>> START Task inputs
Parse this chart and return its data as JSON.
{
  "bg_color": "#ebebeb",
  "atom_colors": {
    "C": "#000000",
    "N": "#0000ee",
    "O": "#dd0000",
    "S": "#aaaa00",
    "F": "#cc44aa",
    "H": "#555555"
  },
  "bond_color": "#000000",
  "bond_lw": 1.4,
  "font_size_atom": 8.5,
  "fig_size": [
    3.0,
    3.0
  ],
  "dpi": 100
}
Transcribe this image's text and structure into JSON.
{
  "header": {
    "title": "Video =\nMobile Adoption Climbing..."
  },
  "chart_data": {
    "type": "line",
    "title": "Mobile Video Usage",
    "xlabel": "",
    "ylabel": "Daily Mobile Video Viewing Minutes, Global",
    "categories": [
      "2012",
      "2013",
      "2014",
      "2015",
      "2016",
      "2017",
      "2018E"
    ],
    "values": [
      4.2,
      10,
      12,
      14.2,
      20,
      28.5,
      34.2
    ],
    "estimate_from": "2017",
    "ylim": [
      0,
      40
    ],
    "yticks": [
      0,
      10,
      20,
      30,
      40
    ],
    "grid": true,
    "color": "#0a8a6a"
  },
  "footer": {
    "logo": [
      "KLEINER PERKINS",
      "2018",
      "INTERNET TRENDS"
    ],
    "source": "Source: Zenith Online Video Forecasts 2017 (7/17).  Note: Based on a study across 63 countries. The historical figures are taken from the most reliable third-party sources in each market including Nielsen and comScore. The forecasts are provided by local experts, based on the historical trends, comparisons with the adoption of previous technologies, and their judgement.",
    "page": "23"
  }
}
>> END Task inputs
>> START Task inputs
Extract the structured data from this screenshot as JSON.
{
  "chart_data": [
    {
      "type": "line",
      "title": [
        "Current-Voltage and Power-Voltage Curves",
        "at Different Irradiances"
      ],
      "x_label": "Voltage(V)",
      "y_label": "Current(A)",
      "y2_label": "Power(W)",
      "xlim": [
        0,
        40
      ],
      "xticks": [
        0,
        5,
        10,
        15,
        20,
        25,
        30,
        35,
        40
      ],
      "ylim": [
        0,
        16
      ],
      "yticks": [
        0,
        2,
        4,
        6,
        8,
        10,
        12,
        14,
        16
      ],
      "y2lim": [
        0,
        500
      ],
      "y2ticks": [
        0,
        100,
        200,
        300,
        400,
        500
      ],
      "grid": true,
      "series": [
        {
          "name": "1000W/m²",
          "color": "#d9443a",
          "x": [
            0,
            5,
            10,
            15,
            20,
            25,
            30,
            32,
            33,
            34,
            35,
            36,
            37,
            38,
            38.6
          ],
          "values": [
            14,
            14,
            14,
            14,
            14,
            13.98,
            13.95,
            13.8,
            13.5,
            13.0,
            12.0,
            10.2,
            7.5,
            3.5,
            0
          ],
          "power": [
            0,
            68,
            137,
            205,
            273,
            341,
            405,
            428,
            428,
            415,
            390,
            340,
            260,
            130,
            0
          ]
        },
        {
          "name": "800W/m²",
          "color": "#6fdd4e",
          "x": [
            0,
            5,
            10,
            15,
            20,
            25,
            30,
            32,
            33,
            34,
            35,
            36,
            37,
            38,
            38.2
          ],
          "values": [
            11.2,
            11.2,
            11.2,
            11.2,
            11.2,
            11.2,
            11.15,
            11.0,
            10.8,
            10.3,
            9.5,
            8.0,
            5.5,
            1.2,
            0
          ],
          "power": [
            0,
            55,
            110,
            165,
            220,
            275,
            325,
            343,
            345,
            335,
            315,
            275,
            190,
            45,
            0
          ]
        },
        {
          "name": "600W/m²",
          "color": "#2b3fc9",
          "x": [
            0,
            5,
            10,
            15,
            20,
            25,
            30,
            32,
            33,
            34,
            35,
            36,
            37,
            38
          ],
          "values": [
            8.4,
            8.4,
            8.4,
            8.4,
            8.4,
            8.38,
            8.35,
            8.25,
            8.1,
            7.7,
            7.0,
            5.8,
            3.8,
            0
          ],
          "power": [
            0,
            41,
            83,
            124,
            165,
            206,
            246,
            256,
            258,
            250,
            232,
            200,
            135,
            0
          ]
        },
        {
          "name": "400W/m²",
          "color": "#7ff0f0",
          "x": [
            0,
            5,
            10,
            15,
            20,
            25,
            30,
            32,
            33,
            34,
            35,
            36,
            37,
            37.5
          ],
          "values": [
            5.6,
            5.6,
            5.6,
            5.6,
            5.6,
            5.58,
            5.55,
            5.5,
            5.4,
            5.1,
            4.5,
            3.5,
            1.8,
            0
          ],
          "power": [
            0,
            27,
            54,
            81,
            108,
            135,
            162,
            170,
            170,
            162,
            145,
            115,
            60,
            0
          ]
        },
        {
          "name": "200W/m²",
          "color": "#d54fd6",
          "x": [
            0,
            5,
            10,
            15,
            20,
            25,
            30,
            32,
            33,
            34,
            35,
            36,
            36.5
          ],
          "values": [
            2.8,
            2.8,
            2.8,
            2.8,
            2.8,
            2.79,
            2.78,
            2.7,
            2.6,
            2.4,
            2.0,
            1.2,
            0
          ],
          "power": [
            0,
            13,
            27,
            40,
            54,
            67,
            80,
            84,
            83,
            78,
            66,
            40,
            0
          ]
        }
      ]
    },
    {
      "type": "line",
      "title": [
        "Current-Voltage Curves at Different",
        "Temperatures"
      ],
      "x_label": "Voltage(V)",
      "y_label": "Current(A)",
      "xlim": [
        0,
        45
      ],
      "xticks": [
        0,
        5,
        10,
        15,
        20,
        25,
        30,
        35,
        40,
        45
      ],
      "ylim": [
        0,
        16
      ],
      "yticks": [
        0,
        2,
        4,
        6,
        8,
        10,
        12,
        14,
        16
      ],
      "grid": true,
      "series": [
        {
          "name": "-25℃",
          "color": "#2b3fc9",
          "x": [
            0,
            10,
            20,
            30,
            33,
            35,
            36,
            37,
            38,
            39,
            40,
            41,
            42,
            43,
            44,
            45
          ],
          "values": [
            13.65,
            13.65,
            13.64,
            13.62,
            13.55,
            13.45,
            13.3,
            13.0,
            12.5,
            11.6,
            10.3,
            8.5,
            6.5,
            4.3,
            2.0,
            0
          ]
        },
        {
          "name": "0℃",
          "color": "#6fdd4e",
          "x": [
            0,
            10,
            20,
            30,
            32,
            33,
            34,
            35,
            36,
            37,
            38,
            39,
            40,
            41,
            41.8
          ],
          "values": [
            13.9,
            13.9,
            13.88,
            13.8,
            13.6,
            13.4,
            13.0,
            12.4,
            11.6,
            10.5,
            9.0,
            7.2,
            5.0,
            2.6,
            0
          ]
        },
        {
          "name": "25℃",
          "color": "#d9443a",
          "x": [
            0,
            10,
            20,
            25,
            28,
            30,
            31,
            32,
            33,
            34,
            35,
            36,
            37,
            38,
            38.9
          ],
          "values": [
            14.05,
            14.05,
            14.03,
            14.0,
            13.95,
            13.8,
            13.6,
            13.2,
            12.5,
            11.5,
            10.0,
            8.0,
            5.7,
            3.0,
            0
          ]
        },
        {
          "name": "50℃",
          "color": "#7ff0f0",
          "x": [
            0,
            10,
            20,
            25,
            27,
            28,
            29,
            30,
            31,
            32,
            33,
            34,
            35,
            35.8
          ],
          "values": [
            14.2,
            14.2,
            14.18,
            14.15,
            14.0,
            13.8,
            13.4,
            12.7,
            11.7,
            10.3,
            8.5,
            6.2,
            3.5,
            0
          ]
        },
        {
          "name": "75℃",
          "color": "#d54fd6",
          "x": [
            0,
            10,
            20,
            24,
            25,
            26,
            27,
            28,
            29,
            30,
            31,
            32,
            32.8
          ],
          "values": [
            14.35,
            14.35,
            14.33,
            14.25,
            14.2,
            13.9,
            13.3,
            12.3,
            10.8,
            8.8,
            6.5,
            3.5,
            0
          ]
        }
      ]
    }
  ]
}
>> END Task inputs
Work to do: Copy out each line of the records where the string "Different" appears.

Reply:
        "at Different Irradiances"
        "Current-Voltage Curves at Different",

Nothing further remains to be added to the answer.